What you need to do: Every line of the material is to be quoted verbatim, minus the pictures.

____

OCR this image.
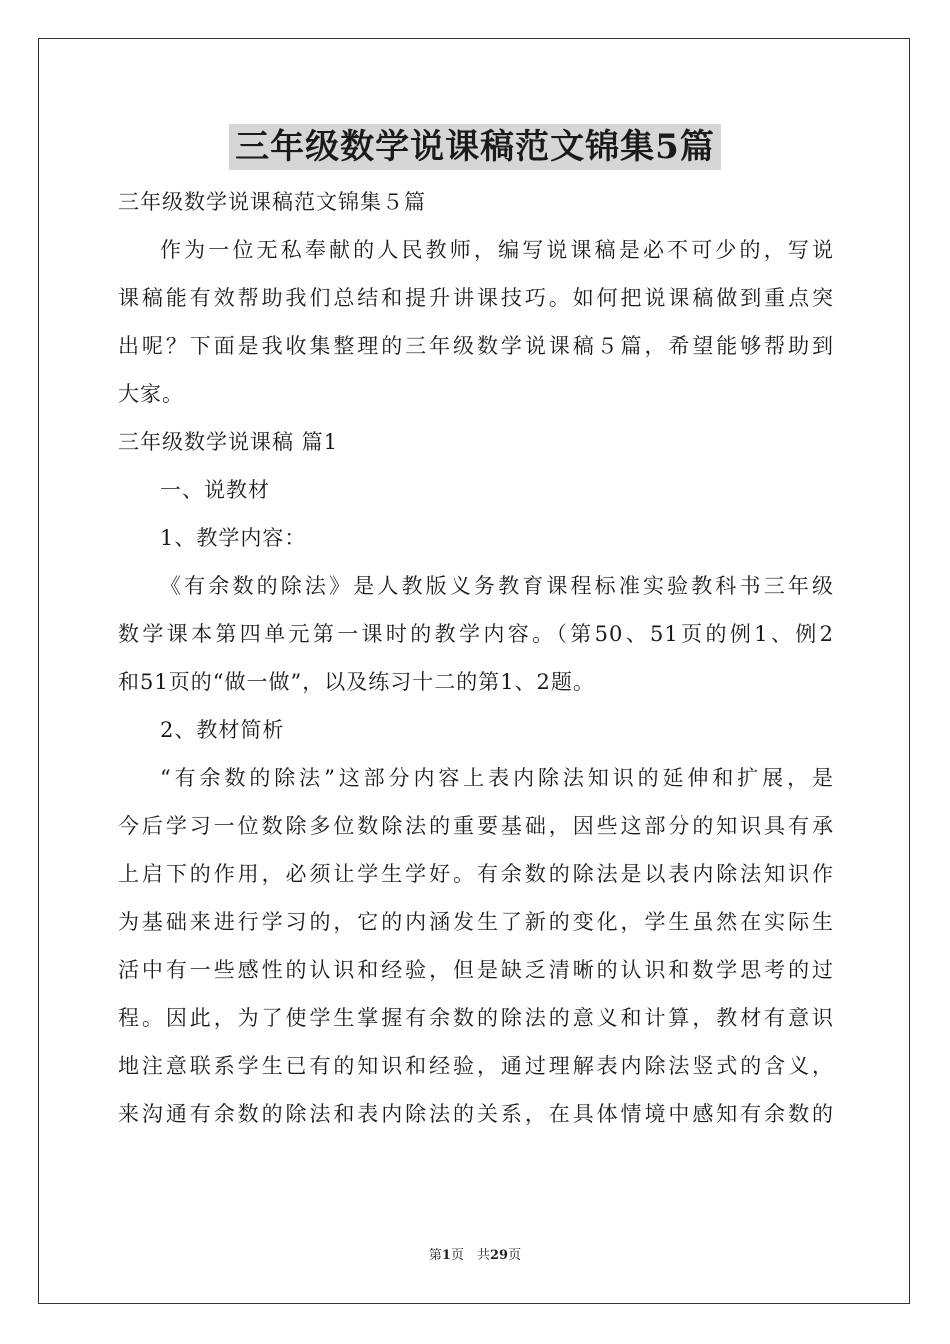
三年级数学说课稿范文锦集5篇
三年级数学说课稿范文锦集５篇
作为一位无私奉献的人民教师，编写说课稿是必不可少的，写说
课稿能有效帮助我们总结和提升讲课技巧。如何把说课稿做到重点突
出呢？下面是我收集整理的三年级数学说课稿５篇，希望能够帮助到
大家。
三年级数学说课稿 篇1
一、说教材
1、教学内容：
《有余数的除法》是人教版义务教育课程标准实验教科书三年级
数学课本第四单元第一课时的教学内容。（第50、51页的例1、例2
和51页的“做一做”，以及练习十二的第1、2题。
2、教材简析
“有余数的除法”这部分内容上表内除法知识的延伸和扩展，是
今后学习一位数除多位数除法的重要基础，因些这部分的知识具有承
上启下的作用，必须让学生学好。有余数的除法是以表内除法知识作
为基础来进行学习的，它的内涵发生了新的变化，学生虽然在实际生
活中有一些感性的认识和经验，但是缺乏清晰的认识和数学思考的过
程。因此，为了使学生掌握有余数的除法的意义和计算，教材有意识
地注意联系学生已有的知识和经验，通过理解表内除法竖式的含义，
来沟通有余数的除法和表内除法的关系，在具体情境中感知有余数的
第1页　共29页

____

Finished answer:
OCR this image.
三年级数学说课稿范文锦集5篇
三年级数学说课稿范文锦集５篇
作为一位无私奉献的人民教师，编写说课稿是必不可少的，写说
课稿能有效帮助我们总结和提升讲课技巧。如何把说课稿做到重点突
出呢？下面是我收集整理的三年级数学说课稿５篇，希望能够帮助到
大家。
三年级数学说课稿 篇1
一、说教材
1、教学内容：
《有余数的除法》是人教版义务教育课程标准实验教科书三年级
数学课本第四单元第一课时的教学内容。（第50、51页的例1、例2
和51页的“做一做”，以及练习十二的第1、2题。
2、教材简析
“有余数的除法”这部分内容上表内除法知识的延伸和扩展，是
今后学习一位数除多位数除法的重要基础，因些这部分的知识具有承
上启下的作用，必须让学生学好。有余数的除法是以表内除法知识作
为基础来进行学习的，它的内涵发生了新的变化，学生虽然在实际生
活中有一些感性的认识和经验，但是缺乏清晰的认识和数学思考的过
程。因此，为了使学生掌握有余数的除法的意义和计算，教材有意识
地注意联系学生已有的知识和经验，通过理解表内除法竖式的含义，
来沟通有余数的除法和表内除法的关系，在具体情境中感知有余数的
第1页　共29页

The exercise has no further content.